# Problem details
Return the full material exactly.

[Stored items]

===

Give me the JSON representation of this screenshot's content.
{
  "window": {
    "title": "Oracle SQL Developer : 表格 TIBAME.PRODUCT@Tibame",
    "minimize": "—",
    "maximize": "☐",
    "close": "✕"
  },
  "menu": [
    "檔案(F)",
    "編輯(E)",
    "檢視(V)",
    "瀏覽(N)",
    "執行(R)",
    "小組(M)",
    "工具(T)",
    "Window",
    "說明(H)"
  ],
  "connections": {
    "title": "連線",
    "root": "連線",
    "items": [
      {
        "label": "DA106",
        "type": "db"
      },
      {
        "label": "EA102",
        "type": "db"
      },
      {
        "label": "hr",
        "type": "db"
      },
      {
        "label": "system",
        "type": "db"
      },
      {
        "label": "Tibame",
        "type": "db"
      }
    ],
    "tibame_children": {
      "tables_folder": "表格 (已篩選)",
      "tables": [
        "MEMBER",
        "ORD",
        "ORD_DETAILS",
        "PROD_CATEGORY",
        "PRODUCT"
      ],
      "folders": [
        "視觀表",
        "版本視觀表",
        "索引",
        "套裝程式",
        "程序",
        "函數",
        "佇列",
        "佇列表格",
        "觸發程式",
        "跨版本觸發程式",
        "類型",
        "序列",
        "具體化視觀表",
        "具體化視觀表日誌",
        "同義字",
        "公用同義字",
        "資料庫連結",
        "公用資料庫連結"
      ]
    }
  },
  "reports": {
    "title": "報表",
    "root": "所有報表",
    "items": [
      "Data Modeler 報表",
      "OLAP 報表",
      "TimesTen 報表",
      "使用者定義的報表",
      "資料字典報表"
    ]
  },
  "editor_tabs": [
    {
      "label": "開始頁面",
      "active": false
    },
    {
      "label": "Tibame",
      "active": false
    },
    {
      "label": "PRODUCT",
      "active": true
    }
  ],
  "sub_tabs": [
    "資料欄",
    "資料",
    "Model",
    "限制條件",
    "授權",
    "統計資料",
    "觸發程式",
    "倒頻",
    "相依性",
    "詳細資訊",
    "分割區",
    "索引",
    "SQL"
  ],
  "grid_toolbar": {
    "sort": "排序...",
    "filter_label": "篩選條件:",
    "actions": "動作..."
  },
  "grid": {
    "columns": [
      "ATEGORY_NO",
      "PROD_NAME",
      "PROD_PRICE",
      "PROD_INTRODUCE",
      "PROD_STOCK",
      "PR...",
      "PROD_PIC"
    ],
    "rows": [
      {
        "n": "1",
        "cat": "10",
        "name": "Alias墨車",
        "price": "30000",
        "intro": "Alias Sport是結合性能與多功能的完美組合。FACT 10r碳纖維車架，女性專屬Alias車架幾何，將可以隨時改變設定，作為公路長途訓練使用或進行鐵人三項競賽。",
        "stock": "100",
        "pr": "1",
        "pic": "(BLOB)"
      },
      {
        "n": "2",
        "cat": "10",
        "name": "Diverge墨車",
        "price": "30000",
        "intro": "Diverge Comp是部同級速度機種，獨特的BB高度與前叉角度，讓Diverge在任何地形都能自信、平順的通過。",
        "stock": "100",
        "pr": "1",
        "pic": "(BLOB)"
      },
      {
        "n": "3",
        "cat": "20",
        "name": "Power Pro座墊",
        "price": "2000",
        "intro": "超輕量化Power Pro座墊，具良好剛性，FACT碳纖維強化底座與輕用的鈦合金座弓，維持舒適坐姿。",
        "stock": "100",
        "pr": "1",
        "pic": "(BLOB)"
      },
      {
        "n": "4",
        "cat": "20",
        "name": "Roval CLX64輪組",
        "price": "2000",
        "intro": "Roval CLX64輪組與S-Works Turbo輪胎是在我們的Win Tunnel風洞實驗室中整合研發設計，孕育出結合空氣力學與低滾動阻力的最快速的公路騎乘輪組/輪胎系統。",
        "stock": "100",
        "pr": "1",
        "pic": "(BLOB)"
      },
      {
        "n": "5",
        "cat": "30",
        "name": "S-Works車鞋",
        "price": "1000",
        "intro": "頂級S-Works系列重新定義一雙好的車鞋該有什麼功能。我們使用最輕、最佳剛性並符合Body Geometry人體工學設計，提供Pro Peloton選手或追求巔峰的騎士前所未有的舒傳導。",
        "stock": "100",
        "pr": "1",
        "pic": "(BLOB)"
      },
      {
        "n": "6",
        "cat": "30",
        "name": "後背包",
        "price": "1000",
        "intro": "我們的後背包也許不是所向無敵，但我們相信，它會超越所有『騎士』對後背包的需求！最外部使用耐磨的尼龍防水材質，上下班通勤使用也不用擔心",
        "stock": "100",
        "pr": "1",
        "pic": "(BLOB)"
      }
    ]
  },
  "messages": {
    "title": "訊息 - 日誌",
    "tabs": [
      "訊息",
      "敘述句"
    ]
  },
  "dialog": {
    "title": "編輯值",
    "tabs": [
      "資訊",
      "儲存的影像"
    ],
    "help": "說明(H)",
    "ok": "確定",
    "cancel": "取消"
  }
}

===

# Correct output
Give me the JSON representation of this screenshot's content.
{
  "window": {
    "title": "Oracle SQL Developer : 表格 TIBAME.PRODUCT@Tibame",
    "minimize": "—",
    "maximize": "☐",
    "close": "✕"
  },
  "menu": [
    "檔案(F)",
    "編輯(E)",
    "檢視(V)",
    "瀏覽(N)",
    "執行(R)",
    "小組(M)",
    "工具(T)",
    "Window",
    "說明(H)"
  ],
  "connections": {
    "title": "連線",
    "root": "連線",
    "items": [
      {
        "label": "DA106",
        "type": "db"
      },
      {
        "label": "EA102",
        "type": "db"
      },
      {
        "label": "hr",
        "type": "db"
      },
      {
        "label": "system",
        "type": "db"
      },
      {
        "label": "Tibame",
        "type": "db"
      }
    ],
    "tibame_children": {
      "tables_folder": "表格 (已篩選)",
      "tables": [
        "MEMBER",
        "ORD",
        "ORD_DETAILS",
        "PROD_CATEGORY",
        "PRODUCT"
      ],
      "folders": [
        "視觀表",
        "版本視觀表",
        "索引",
        "套裝程式",
        "程序",
        "函數",
        "佇列",
        "佇列表格",
        "觸發程式",
        "跨版本觸發程式",
        "類型",
        "序列",
        "具體化視觀表",
        "具體化視觀表日誌",
        "同義字",
        "公用同義字",
        "資料庫連結",
        "公用資料庫連結"
      ]
    }
  },
  "reports": {
    "title": "報表",
    "root": "所有報表",
    "items": [
      "Data Modeler 報表",
      "OLAP 報表",
      "TimesTen 報表",
      "使用者定義的報表",
      "資料字典報表"
    ]
  },
  "editor_tabs": [
    {
      "label": "開始頁面",
      "active": false
    },
    {
      "label": "Tibame",
      "active": false
    },
    {
      "label": "PRODUCT",
      "active": true
    }
  ],
  "sub_tabs": [
    "資料欄",
    "資料",
    "Model",
    "限制條件",
    "授權",
    "統計資料",
    "觸發程式",
    "倒頻",
    "相依性",
    "詳細資訊",
    "分割區",
    "索引",
    "SQL"
  ],
  "grid_toolbar": {
    "sort": "排序...",
    "filter_label": "篩選條件:",
    "actions": "動作..."
  },
  "grid": {
    "columns": [
      "ATEGORY_NO",
      "PROD_NAME",
      "PROD_PRICE",
      "PROD_INTRODUCE",
      "PROD_STOCK",
      "PR...",
      "PROD_PIC"
    ],
    "rows": [
      {
        "n": "1",
        "cat": "10",
        "name": "Alias墨車",
        "price": "30000",
        "intro": "Alias Sport是結合性能與多功能的完美組合。FACT 10r碳纖維車架，女性專屬Alias車架幾何，將可以隨時改變設定，作為公路長途訓練使用或進行鐵人三項競賽。",
        "stock": "100",
        "pr": "1",
        "pic": "(BLOB)"
      },
      {
        "n": "2",
        "cat": "10",
        "name": "Diverge墨車",
        "price": "30000",
        "intro": "Diverge Comp是部同級速度機種，獨特的BB高度與前叉角度，讓Diverge在任何地形都能自信、平順的通過。",
        "stock": "100",
        "pr": "1",
        "pic": "(BLOB)"
      },
      {
        "n": "3",
        "cat": "20",
        "name": "Power Pro座墊",
        "price": "2000",
        "intro": "超輕量化Power Pro座墊，具良好剛性，FACT碳纖維強化底座與輕用的鈦合金座弓，維持舒適坐姿。",
        "stock": "100",
        "pr": "1",
        "pic": "(BLOB)"
      },
      {
        "n": "4",
        "cat": "20",
        "name": "Roval CLX64輪組",
        "price": "2000",
        "intro": "Roval CLX64輪組與S-Works Turbo輪胎是在我們的Win Tunnel風洞實驗室中整合研發設計，孕育出結合空氣力學與低滾動阻力的最快速的公路騎乘輪組/輪胎系統。",
        "stock": "100",
        "pr": "1",
        "pic": "(BLOB)"
      },
      {
        "n": "5",
        "cat": "30",
        "name": "S-Works車鞋",
        "price": "1000",
        "intro": "頂級S-Works系列重新定義一雙好的車鞋該有什麼功能。我們使用最輕、最佳剛性並符合Body Geometry人體工學設計，提供Pro Peloton選手或追求巔峰的騎士前所未有的舒傳導。",
        "stock": "100",
        "pr": "1",
        "pic": "(BLOB)"
      },
      {
        "n": "6",
        "cat": "30",
        "name": "後背包",
        "price": "1000",
        "intro": "我們的後背包也許不是所向無敵，但我們相信，它會超越所有『騎士』對後背包的需求！最外部使用耐磨的尼龍防水材質，上下班通勤使用也不用擔心",
        "stock": "100",
        "pr": "1",
        "pic": "(BLOB)"
      }
    ]
  },
  "messages": {
    "title": "訊息 - 日誌",
    "tabs": [
      "訊息",
      "敘述句"
    ]
  },
  "dialog": {
    "title": "編輯值",
    "tabs": [
      "資訊",
      "儲存的影像"
    ],
    "help": "說明(H)",
    "ok": "確定",
    "cancel": "取消"
  }
}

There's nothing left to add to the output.